EXERCISES TO COMPLETE —
- 1) In the passage below on LPG vessel tenders by Indian state oil companies, what cargo must the vessel in IOC's tender be able to load?
- 2) Continue the news passage below on LPG vessel tenders by Indian state oil companies from its last sentence.

Hindustan Petroleum Corp Ltd and Indian Oil Corp have issued tenders looking to secure LPG vessels on time charter, extending a rush among Indian state oil companies to do deals to accommodate rising imports while freight rates are near multi-year lows, shipping source said.
A third state-run firm, Bharat Petroleum Corp. Ltd., last month closed its bid for a VLGC time charter for a two-year period, with extensions for six-plus-six months, sources have said.
IOC on Wednesday tendered for a VLGC for one year, with an extension for a second year. The laycan starts July 1-31 and the tender closes May 23, with validity until June 20, according to tender documents.
The vessel should be less than 25 years old and capable of loading a 45,000 mt cargo, evenly split between butane and propane. Delivery ports include Mesaieed, Mina Al Ahmadi, Ras Laffan, Ras Tanura and Ruwais.
The vessel must get approval from Middle Eastern LPG term suppliers — Abu Dhabi National Oil Co., Kuwait Petroleum Corp., QatariTasweq and Saudi Aramco.
HPCL on Tuesday tendered for a vessel capable of loading 21,000 mt of butane and/or propane, tender documents showed. The charter is for a two-plus-one year period, with the laycan starting July 1-20. The tender closes May 16, with validity until May 20. The delivery ports are Ras Tanura, Saudi Arabia, or Ruwais, United Arab Emirates.
Shipping sources said the earlier BPCL tender, which closed April 14, has yet to be awarded. Among vessels said to be have been put on offer were Global United’s Benny Princess as well as vessels from India’s Great Eastern Shipping, BW LPG, Phoenix, Dorian, South Korea’s KSS Line and the VLGC EverRich 10, shipping sources had said.
Some sources said it was likely Great Eastern Shipping’s Jag Vidhi, a 1996-built VLGC acquired last month from South Korea’s KSS Line Ltd. for around $27 million, might win the tender.

INFORMATION SHOWN —
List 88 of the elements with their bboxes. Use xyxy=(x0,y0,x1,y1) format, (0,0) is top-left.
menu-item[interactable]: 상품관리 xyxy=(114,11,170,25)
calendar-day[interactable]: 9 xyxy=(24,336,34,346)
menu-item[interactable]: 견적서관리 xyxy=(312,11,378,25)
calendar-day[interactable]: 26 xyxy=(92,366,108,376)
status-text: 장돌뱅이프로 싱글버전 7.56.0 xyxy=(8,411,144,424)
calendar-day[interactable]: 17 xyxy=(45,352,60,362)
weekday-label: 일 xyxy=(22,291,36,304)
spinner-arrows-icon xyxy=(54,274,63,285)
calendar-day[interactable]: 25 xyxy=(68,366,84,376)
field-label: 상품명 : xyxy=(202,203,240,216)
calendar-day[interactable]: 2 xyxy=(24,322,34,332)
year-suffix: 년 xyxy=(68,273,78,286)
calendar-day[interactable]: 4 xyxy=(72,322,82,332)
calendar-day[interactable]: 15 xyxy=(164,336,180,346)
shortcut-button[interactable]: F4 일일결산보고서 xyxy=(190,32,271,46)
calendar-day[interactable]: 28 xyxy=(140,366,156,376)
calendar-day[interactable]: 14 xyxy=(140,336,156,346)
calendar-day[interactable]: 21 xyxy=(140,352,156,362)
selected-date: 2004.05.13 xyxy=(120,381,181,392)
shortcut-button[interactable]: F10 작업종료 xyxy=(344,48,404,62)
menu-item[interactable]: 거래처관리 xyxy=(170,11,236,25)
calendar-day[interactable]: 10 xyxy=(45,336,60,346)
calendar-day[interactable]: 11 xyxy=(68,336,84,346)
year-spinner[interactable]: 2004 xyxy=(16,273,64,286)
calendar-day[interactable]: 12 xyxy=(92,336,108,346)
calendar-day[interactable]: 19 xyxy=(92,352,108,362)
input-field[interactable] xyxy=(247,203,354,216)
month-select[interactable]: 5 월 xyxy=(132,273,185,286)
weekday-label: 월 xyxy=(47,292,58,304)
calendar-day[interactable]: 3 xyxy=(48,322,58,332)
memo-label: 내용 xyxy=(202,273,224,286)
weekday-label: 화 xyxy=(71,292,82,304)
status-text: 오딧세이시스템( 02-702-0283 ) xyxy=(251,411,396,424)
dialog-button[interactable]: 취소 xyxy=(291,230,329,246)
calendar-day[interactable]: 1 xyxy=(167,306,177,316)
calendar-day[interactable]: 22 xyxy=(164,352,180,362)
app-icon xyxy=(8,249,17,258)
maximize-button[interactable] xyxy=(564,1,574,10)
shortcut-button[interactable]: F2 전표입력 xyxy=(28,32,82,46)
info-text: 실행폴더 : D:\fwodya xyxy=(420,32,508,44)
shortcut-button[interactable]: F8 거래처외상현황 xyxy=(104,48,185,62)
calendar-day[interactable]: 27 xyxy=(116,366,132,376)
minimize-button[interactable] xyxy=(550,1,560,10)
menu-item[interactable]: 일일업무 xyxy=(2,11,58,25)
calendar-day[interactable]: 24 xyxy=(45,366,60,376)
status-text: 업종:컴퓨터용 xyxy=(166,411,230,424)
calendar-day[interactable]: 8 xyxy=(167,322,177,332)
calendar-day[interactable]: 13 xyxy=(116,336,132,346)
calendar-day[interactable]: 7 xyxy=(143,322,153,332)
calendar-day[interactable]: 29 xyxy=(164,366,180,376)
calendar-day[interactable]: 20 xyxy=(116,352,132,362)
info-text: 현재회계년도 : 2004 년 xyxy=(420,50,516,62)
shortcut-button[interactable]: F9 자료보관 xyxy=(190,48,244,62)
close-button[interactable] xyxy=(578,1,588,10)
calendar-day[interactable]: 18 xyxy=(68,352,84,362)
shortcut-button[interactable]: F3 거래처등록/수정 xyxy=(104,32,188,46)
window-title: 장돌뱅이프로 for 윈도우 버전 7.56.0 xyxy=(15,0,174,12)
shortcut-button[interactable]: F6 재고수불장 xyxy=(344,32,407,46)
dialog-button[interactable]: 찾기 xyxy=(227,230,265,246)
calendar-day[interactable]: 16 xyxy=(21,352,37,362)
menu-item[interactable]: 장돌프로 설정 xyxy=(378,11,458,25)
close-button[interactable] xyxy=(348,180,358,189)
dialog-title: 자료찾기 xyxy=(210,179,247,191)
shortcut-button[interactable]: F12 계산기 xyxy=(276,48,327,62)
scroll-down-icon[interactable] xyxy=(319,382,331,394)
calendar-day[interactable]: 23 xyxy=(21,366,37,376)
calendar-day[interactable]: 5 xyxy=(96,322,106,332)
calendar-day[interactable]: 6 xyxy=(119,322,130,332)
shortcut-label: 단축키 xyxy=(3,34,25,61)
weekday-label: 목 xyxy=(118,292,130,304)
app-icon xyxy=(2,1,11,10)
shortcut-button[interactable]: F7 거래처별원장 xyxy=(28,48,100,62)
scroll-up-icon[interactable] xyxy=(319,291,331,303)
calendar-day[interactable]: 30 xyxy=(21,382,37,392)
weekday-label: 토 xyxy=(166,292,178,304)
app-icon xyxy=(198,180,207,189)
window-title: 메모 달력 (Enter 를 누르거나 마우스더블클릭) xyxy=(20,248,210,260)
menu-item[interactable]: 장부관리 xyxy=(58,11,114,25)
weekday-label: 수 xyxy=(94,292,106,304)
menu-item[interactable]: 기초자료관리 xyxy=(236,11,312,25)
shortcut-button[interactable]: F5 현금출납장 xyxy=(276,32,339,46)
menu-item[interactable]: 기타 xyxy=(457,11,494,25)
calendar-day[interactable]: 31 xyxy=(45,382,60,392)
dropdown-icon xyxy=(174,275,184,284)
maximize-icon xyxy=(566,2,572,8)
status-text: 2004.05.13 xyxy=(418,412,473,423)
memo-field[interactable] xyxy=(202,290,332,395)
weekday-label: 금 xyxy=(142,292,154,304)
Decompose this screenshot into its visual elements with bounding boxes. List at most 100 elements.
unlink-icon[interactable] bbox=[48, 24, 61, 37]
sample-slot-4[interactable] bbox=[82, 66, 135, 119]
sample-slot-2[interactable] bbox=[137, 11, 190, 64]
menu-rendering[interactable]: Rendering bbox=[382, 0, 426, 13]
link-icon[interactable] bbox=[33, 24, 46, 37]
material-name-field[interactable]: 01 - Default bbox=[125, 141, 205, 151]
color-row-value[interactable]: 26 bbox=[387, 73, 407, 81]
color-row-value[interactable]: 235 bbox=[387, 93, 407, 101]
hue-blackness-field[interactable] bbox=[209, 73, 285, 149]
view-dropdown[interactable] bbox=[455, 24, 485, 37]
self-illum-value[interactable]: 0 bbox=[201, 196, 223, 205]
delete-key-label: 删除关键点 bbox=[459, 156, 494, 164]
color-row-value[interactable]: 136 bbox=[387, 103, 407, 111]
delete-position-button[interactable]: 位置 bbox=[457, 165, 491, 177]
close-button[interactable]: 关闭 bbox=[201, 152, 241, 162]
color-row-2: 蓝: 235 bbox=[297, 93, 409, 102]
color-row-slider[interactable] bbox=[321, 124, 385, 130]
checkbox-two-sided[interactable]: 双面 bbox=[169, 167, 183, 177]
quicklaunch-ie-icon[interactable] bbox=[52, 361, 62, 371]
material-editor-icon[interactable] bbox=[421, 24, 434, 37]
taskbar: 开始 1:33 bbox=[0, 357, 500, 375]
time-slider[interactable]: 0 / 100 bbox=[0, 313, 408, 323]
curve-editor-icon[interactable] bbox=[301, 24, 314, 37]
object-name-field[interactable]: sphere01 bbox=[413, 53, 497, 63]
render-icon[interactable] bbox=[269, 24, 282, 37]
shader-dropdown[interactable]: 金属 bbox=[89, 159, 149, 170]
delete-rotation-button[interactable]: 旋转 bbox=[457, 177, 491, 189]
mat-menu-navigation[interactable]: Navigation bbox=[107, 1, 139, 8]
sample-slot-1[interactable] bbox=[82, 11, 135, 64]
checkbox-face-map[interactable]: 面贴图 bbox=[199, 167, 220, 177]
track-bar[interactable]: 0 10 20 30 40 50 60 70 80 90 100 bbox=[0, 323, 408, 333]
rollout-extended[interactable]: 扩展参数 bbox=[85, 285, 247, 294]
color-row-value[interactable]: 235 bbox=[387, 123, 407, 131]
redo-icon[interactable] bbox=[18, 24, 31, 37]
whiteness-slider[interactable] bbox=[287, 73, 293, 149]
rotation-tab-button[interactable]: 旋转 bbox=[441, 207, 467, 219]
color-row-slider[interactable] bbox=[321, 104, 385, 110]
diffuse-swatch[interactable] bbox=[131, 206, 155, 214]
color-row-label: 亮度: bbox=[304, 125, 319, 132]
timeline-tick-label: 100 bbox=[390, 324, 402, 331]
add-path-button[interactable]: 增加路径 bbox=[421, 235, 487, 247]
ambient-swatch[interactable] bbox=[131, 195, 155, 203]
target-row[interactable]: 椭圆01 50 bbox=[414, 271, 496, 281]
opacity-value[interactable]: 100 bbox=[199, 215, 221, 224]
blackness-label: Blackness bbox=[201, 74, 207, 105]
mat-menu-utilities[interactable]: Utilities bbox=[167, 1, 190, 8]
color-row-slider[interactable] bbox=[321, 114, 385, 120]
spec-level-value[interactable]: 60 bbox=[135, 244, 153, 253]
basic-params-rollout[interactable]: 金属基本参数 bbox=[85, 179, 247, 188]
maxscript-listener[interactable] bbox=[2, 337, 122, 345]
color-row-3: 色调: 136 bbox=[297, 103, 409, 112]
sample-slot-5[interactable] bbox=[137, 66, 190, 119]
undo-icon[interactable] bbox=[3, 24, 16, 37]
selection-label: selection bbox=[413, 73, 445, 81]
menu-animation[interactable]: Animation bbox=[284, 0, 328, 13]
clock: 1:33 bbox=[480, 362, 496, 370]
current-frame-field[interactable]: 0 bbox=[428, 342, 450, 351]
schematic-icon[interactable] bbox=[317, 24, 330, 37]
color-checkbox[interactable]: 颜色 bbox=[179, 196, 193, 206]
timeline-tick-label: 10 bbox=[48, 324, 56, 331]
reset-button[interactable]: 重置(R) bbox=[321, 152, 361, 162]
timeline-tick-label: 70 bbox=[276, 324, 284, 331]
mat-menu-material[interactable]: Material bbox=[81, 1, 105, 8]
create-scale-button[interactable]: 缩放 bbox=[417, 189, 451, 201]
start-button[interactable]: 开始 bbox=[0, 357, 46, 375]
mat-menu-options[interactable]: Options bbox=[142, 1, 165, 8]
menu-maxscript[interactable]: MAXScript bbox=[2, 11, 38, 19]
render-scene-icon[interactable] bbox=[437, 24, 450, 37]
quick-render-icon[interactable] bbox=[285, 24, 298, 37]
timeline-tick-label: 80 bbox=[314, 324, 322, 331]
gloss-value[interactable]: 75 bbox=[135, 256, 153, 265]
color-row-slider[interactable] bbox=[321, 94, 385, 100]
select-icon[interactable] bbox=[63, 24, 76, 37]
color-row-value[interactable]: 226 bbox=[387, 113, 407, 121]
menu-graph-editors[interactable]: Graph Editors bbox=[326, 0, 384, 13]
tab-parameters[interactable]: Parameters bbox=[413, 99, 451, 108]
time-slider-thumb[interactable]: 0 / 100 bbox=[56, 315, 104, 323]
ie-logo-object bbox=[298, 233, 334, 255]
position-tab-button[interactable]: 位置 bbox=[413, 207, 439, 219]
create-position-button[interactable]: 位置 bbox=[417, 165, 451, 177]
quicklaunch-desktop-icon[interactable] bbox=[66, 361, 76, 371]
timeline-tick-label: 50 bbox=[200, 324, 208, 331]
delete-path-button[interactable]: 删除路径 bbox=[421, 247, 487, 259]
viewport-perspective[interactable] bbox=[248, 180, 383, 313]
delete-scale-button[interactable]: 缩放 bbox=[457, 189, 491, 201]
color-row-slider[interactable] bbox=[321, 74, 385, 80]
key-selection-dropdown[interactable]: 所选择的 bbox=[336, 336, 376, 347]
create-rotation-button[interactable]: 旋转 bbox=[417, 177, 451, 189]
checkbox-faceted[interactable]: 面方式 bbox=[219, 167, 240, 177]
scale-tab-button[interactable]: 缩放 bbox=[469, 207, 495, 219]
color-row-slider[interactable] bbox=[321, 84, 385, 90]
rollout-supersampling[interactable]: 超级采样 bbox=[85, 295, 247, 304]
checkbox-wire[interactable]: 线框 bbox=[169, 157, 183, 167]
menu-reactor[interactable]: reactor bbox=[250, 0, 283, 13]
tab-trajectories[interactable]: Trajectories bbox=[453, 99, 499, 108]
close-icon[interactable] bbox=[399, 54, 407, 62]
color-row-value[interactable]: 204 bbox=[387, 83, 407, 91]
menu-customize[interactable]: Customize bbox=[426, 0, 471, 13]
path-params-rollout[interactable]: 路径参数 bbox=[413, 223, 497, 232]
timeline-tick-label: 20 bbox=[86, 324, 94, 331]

RESULTS OF THE TASKS —
- 1) A 45,000 mt cargo, evenly split between butane and propane.

- 2)
“As an Indian company, they [Great Eastern] will have the first right of refusal and will be given the chance to match the lowest rate too,” a source said.
If the three tenders are awarded, a total of 16 LPG vessels will have been taken on time charter by the three state run companies. These comprise 10 VLGCs and six medium or large gas carriers, shipping sources said.
A source said the high number of LPG vessels being put on time charter was to capitalize on low freight rates.
After touching $25/mt on April 14, the lowest since February 19, 2013, spot VLGC rates on the key Persian Gulf-Japan route have recovered to around $29/mt Wednesday, still almost 80% below last year’s peaks.
India’s LPG demand jumped to a record 1.835 million mt in March, up 14.2% year on year. That meant first-quarter demand was 5.254 million mt, up 11.3% year on year, data from India’s Petroleum Planning and Analysis Cell showed.
LPG imports were forecast to jump to 11.4-11.8 million mt in the 2016-17 financial year that began April 1, up around 1 million mt from projections for fiscal 2015-16, as a 7.6% year-on-year rise in demand to 19.36 million mt in 2015-16 outstripped domestic output, industry sources have said.